Exercise input:
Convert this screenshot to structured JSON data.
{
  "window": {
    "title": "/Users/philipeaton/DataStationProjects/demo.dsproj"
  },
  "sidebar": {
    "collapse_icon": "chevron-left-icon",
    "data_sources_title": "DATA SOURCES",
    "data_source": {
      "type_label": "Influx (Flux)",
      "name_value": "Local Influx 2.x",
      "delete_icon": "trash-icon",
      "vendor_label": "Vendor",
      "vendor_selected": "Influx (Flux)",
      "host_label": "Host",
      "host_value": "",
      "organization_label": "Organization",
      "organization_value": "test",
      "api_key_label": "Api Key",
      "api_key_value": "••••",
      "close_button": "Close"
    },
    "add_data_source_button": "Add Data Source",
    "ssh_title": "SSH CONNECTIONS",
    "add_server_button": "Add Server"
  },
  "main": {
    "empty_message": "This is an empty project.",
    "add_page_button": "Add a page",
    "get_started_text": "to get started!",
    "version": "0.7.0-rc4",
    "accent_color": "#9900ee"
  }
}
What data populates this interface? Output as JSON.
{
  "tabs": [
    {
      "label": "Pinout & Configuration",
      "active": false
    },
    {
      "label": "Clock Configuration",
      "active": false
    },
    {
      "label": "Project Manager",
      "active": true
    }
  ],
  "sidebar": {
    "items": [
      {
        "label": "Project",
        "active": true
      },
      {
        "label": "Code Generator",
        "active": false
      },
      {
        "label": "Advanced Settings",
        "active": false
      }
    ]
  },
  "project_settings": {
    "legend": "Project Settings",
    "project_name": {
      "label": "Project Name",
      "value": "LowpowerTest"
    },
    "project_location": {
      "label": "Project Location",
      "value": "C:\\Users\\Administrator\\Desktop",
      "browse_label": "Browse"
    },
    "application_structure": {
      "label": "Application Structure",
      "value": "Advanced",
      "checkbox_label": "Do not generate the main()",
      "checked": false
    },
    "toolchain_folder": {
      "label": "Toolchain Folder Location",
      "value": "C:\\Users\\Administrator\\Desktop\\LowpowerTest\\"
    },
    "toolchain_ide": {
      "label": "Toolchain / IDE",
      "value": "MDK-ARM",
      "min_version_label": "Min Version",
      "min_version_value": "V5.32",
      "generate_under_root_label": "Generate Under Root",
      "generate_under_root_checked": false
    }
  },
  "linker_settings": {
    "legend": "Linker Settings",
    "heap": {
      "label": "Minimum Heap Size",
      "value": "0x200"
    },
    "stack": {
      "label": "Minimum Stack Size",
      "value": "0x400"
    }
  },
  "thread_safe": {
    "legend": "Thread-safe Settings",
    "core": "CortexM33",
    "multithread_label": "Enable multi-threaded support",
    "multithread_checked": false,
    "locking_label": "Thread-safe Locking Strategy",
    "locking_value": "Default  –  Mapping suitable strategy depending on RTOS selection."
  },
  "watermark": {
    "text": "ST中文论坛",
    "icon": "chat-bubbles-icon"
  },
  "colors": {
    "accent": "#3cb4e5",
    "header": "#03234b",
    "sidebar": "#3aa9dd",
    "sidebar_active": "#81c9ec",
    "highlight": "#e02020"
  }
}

Problem details:
Pull out each record as written and restate it exactly.

Response to the task:
Convert this screenshot to structured JSON data.
{
  "window": {
    "title": "/Users/philipeaton/DataStationProjects/demo.dsproj"
  },
  "sidebar": {
    "collapse_icon": "chevron-left-icon",
    "data_sources_title": "DATA SOURCES",
    "data_source": {
      "type_label": "Influx (Flux)",
      "name_value": "Local Influx 2.x",
      "delete_icon": "trash-icon",
      "vendor_label": "Vendor",
      "vendor_selected": "Influx (Flux)",
      "host_label": "Host",
      "host_value": "",
      "organization_label": "Organization",
      "organization_value": "test",
      "api_key_label": "Api Key",
      "api_key_value": "••••",
      "close_button": "Close"
    },
    "add_data_source_button": "Add Data Source",
    "ssh_title": "SSH CONNECTIONS",
    "add_server_button": "Add Server"
  },
  "main": {
    "empty_message": "This is an empty project.",
    "add_page_button": "Add a page",
    "get_started_text": "to get started!",
    "version": "0.7.0-rc4",
    "accent_color": "#9900ee"
  }
}
What data populates this interface? Output as JSON.
{
  "tabs": [
    {
      "label": "Pinout & Configuration",
      "active": false
    },
    {
      "label": "Clock Configuration",
      "active": false
    },
    {
      "label": "Project Manager",
      "active": true
    }
  ],
  "sidebar": {
    "items": [
      {
        "label": "Project",
        "active": true
      },
      {
        "label": "Code Generator",
        "active": false
      },
      {
        "label": "Advanced Settings",
        "active": false
      }
    ]
  },
  "project_settings": {
    "legend": "Project Settings",
    "project_name": {
      "label": "Project Name",
      "value": "LowpowerTest"
    },
    "project_location": {
      "label": "Project Location",
      "value": "C:\\Users\\Administrator\\Desktop",
      "browse_label": "Browse"
    },
    "application_structure": {
      "label": "Application Structure",
      "value": "Advanced",
      "checkbox_label": "Do not generate the main()",
      "checked": false
    },
    "toolchain_folder": {
      "label": "Toolchain Folder Location",
      "value": "C:\\Users\\Administrator\\Desktop\\LowpowerTest\\"
    },
    "toolchain_ide": {
      "label": "Toolchain / IDE",
      "value": "MDK-ARM",
      "min_version_label": "Min Version",
      "min_version_value": "V5.32",
      "generate_under_root_label": "Generate Under Root",
      "generate_under_root_checked": false
    }
  },
  "linker_settings": {
    "legend": "Linker Settings",
    "heap": {
      "label": "Minimum Heap Size",
      "value": "0x200"
    },
    "stack": {
      "label": "Minimum Stack Size",
      "value": "0x400"
    }
  },
  "thread_safe": {
    "legend": "Thread-safe Settings",
    "core": "CortexM33",
    "multithread_label": "Enable multi-threaded support",
    "multithread_checked": false,
    "locking_label": "Thread-safe Locking Strategy",
    "locking_value": "Default  –  Mapping suitable strategy depending on RTOS selection."
  },
  "watermark": {
    "text": "ST中文论坛",
    "icon": "chat-bubbles-icon"
  },
  "colors": {
    "accent": "#3cb4e5",
    "header": "#03234b",
    "sidebar": "#3aa9dd",
    "sidebar_active": "#81c9ec",
    "highlight": "#e02020"
  }
}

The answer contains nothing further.